(Dataset entries)
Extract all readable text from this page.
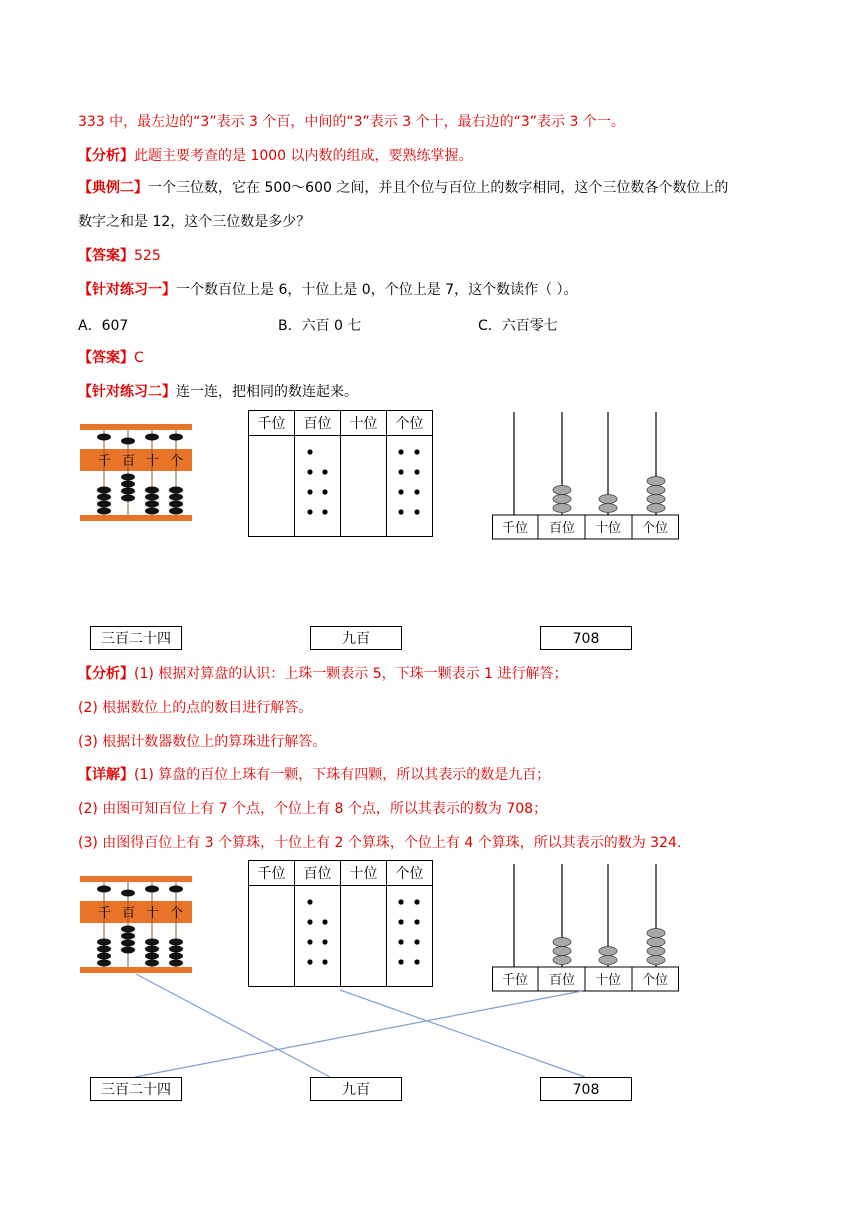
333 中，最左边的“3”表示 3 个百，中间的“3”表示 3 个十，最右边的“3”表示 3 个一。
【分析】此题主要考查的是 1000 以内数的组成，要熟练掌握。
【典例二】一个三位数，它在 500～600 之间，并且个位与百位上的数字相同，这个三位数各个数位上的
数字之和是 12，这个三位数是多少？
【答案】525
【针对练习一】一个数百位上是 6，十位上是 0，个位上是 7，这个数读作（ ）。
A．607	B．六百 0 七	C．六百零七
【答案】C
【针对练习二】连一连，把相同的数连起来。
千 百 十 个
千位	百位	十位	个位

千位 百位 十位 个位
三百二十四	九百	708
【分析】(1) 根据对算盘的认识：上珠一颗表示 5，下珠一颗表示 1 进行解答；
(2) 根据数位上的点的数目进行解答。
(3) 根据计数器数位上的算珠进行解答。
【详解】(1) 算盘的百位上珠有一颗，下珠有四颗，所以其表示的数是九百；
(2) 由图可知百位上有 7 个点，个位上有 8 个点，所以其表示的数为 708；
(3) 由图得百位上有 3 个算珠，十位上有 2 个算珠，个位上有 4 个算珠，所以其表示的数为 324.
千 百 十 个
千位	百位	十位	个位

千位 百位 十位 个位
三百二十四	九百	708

--

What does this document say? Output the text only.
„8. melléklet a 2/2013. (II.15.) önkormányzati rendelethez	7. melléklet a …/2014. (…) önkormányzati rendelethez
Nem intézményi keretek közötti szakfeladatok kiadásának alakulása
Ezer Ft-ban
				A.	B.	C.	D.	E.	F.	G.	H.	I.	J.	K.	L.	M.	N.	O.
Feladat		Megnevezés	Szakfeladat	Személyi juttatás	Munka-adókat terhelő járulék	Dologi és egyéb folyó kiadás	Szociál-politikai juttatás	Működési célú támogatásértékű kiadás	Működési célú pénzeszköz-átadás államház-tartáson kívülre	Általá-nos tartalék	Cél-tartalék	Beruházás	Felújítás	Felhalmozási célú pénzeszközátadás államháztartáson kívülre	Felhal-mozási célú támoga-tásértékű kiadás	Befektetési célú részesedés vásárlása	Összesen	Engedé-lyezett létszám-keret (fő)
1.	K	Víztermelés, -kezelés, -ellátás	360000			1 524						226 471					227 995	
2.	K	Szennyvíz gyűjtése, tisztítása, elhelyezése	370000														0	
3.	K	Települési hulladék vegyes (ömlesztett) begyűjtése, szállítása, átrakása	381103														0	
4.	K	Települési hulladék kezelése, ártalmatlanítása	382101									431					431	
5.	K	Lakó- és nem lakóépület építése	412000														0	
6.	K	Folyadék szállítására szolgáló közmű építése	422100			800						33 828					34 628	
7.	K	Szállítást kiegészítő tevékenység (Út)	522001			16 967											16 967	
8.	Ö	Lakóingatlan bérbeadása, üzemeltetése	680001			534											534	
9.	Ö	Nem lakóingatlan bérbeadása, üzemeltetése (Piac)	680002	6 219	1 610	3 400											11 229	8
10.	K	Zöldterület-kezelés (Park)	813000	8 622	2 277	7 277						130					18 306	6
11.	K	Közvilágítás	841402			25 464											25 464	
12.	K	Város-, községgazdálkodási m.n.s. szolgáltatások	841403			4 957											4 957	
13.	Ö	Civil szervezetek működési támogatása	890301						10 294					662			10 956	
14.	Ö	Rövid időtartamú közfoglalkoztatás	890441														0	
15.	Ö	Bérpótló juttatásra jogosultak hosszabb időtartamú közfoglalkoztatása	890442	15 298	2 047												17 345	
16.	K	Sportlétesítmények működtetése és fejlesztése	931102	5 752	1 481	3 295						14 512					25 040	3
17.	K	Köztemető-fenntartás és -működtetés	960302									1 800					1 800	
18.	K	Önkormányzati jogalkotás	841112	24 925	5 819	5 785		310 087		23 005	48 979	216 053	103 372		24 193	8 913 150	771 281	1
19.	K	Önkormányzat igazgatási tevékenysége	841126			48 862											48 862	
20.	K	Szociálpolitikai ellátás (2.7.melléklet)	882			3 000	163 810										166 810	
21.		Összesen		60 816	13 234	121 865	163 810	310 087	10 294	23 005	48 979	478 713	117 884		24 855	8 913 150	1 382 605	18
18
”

==

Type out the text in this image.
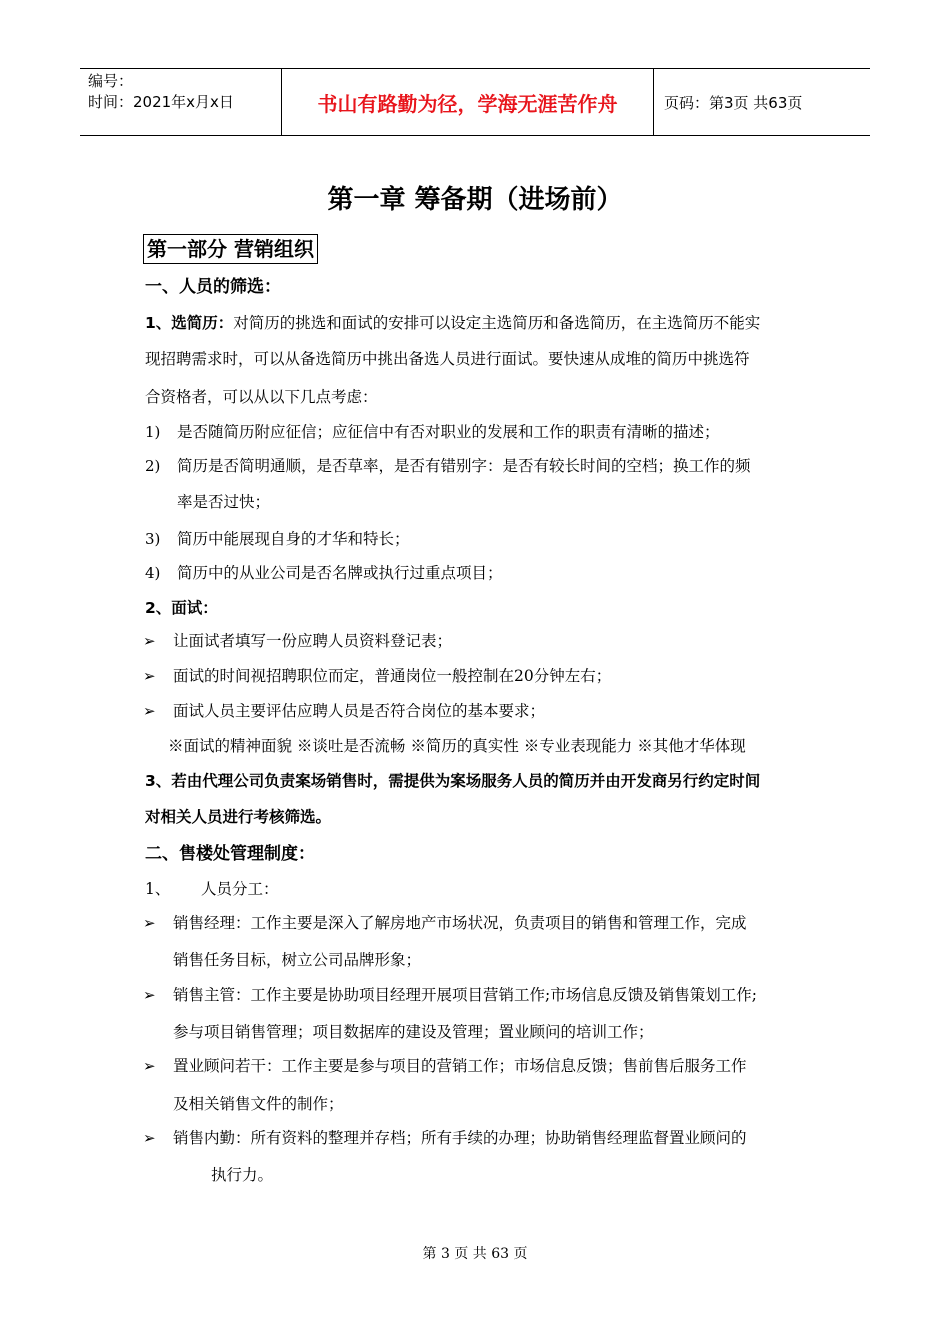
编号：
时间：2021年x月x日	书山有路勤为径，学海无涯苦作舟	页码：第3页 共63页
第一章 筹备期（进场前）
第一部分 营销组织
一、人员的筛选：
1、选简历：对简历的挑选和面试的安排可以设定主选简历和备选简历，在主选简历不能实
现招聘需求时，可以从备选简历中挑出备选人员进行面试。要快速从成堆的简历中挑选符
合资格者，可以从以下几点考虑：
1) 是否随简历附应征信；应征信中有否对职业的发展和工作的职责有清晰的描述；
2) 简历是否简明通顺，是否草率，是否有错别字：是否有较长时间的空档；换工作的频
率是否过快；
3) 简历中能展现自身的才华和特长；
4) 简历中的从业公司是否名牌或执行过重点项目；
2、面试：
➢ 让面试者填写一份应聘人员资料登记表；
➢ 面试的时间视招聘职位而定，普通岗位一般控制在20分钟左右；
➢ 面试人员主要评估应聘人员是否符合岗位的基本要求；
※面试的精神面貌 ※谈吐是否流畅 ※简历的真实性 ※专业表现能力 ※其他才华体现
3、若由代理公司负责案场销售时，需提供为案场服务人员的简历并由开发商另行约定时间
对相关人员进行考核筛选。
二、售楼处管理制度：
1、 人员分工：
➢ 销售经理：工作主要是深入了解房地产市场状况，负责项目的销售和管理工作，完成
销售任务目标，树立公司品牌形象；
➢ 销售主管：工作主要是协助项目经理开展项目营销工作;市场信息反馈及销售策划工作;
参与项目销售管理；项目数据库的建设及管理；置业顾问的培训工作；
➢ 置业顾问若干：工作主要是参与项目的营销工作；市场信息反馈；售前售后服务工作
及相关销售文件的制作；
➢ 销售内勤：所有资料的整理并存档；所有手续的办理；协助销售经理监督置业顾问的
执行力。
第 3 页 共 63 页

Problem to solve: Count the lines that hold the string "időtartamú" and state that number alone.

The result: 2